Repeat the full listing, word for word.

══ DATA TO PROCESS ══

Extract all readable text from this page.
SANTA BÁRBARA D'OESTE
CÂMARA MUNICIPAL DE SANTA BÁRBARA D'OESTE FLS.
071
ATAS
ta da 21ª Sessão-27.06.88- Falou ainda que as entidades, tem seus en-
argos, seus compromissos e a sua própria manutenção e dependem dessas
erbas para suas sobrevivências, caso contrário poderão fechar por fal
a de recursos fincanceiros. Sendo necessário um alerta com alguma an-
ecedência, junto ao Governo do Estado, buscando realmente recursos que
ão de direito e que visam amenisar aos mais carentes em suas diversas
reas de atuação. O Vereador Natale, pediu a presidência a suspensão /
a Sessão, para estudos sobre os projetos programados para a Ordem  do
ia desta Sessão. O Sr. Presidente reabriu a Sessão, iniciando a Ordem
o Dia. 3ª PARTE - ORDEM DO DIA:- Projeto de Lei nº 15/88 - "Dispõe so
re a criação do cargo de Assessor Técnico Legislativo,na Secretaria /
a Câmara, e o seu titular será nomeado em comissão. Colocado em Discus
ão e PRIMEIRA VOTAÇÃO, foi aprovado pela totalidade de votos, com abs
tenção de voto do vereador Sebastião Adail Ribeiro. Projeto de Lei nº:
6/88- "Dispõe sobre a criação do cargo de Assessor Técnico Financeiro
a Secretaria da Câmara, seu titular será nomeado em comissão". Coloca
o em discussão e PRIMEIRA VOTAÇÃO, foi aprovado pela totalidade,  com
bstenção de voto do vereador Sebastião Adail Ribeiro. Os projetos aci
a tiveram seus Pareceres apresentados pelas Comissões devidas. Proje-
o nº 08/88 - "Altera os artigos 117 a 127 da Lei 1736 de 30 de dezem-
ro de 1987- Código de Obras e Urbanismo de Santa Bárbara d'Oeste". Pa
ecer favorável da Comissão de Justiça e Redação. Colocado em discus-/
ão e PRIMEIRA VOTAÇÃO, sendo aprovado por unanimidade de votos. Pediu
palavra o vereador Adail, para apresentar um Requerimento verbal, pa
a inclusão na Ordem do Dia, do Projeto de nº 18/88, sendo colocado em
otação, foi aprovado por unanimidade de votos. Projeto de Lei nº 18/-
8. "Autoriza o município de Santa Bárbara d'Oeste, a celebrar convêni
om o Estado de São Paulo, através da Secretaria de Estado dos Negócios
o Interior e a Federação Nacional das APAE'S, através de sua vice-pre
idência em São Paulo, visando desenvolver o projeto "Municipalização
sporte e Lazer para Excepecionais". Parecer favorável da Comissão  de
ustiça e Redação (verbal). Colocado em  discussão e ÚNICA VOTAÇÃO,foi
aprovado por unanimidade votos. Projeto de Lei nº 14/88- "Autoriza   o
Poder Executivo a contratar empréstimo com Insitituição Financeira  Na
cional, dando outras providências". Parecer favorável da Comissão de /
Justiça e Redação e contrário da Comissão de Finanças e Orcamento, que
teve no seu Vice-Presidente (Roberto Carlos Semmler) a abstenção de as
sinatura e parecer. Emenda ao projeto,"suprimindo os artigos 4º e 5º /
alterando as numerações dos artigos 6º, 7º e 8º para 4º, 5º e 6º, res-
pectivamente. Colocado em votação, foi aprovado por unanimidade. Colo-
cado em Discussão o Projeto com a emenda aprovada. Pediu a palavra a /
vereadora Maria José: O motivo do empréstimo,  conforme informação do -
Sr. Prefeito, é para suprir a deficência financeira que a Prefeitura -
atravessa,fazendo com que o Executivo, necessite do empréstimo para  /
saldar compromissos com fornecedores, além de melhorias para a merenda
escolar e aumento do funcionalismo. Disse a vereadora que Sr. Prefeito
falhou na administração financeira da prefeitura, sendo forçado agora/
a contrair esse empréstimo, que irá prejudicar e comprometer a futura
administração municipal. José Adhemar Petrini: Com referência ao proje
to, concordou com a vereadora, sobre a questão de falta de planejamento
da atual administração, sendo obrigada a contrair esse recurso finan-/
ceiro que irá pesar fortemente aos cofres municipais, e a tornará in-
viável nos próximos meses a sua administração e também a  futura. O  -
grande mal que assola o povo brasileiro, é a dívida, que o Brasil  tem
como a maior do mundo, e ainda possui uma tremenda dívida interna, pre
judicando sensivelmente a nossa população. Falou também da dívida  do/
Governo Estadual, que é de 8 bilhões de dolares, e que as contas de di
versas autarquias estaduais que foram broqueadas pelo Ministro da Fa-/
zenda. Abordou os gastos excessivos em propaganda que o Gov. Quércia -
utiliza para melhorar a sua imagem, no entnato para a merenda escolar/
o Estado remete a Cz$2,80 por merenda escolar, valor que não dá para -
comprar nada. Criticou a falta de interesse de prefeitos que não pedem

═══

SOLUTION FOR THIS EXERCISE
Extract all readable text from this page.
SANTA BÁRBARA D'OESTE
CÂMARA MUNICIPAL DE SANTA BÁRBARA D'OESTE FLS.
071
ATAS
ta da 21ª Sessão-27.06.88- Falou ainda que as entidades, tem seus en-
argos, seus compromissos e a sua própria manutenção e dependem dessas
erbas para suas sobrevivências, caso contrário poderão fechar por fal
a de recursos fincanceiros. Sendo necessário um alerta com alguma an-
ecedência, junto ao Governo do Estado, buscando realmente recursos que
ão de direito e que visam amenisar aos mais carentes em suas diversas
reas de atuação. O Vereador Natale, pediu a presidência a suspensão /
a Sessão, para estudos sobre os projetos programados para a Ordem  do
ia desta Sessão. O Sr. Presidente reabriu a Sessão, iniciando a Ordem
o Dia. 3ª PARTE - ORDEM DO DIA:- Projeto de Lei nº 15/88 - "Dispõe so
re a criação do cargo de Assessor Técnico Legislativo,na Secretaria /
a Câmara, e o seu titular será nomeado em comissão. Colocado em Discus
ão e PRIMEIRA VOTAÇÃO, foi aprovado pela totalidade de votos, com abs
tenção de voto do vereador Sebastião Adail Ribeiro. Projeto de Lei nº:
6/88- "Dispõe sobre a criação do cargo de Assessor Técnico Financeiro
a Secretaria da Câmara, seu titular será nomeado em comissão". Coloca
o em discussão e PRIMEIRA VOTAÇÃO, foi aprovado pela totalidade,  com
bstenção de voto do vereador Sebastião Adail Ribeiro. Os projetos aci
a tiveram seus Pareceres apresentados pelas Comissões devidas. Proje-
o nº 08/88 - "Altera os artigos 117 a 127 da Lei 1736 de 30 de dezem-
ro de 1987- Código de Obras e Urbanismo de Santa Bárbara d'Oeste". Pa
ecer favorável da Comissão de Justiça e Redação. Colocado em discus-/
ão e PRIMEIRA VOTAÇÃO, sendo aprovado por unanimidade de votos. Pediu
palavra o vereador Adail, para apresentar um Requerimento verbal, pa
a inclusão na Ordem do Dia, do Projeto de nº 18/88, sendo colocado em
otação, foi aprovado por unanimidade de votos. Projeto de Lei nº 18/-
8. "Autoriza o município de Santa Bárbara d'Oeste, a celebrar convêni
om o Estado de São Paulo, através da Secretaria de Estado dos Negócios
o Interior e a Federação Nacional das APAE'S, através de sua vice-pre
idência em São Paulo, visando desenvolver o projeto "Municipalização
sporte e Lazer para Excepecionais". Parecer favorável da Comissão  de
ustiça e Redação (verbal). Colocado em  discussão e ÚNICA VOTAÇÃO,foi
aprovado por unanimidade votos. Projeto de Lei nº 14/88- "Autoriza   o
Poder Executivo a contratar empréstimo com Insitituição Financeira  Na
cional, dando outras providências". Parecer favorável da Comissão de /
Justiça e Redação e contrário da Comissão de Finanças e Orcamento, que
teve no seu Vice-Presidente (Roberto Carlos Semmler) a abstenção de as
sinatura e parecer. Emenda ao projeto,"suprimindo os artigos 4º e 5º /
alterando as numerações dos artigos 6º, 7º e 8º para 4º, 5º e 6º, res-
pectivamente. Colocado em votação, foi aprovado por unanimidade. Colo-
cado em Discussão o Projeto com a emenda aprovada. Pediu a palavra a /
vereadora Maria José: O motivo do empréstimo,  conforme informação do -
Sr. Prefeito, é para suprir a deficência financeira que a Prefeitura -
atravessa,fazendo com que o Executivo, necessite do empréstimo para  /
saldar compromissos com fornecedores, além de melhorias para a merenda
escolar e aumento do funcionalismo. Disse a vereadora que Sr. Prefeito
falhou na administração financeira da prefeitura, sendo forçado agora/
a contrair esse empréstimo, que irá prejudicar e comprometer a futura
administração municipal. José Adhemar Petrini: Com referência ao proje
to, concordou com a vereadora, sobre a questão de falta de planejamento
da atual administração, sendo obrigada a contrair esse recurso finan-/
ceiro que irá pesar fortemente aos cofres municipais, e a tornará in-
viável nos próximos meses a sua administração e também a  futura. O  -
grande mal que assola o povo brasileiro, é a dívida, que o Brasil  tem
como a maior do mundo, e ainda possui uma tremenda dívida interna, pre
judicando sensivelmente a nossa população. Falou também da dívida  do/
Governo Estadual, que é de 8 bilhões de dolares, e que as contas de di
versas autarquias estaduais que foram broqueadas pelo Ministro da Fa-/
zenda. Abordou os gastos excessivos em propaganda que o Gov. Quércia -
utiliza para melhorar a sua imagem, no entnato para a merenda escolar/
o Estado remete a Cz$2,80 por merenda escolar, valor que não dá para -
comprar nada. Criticou a falta de interesse de prefeitos que não pedem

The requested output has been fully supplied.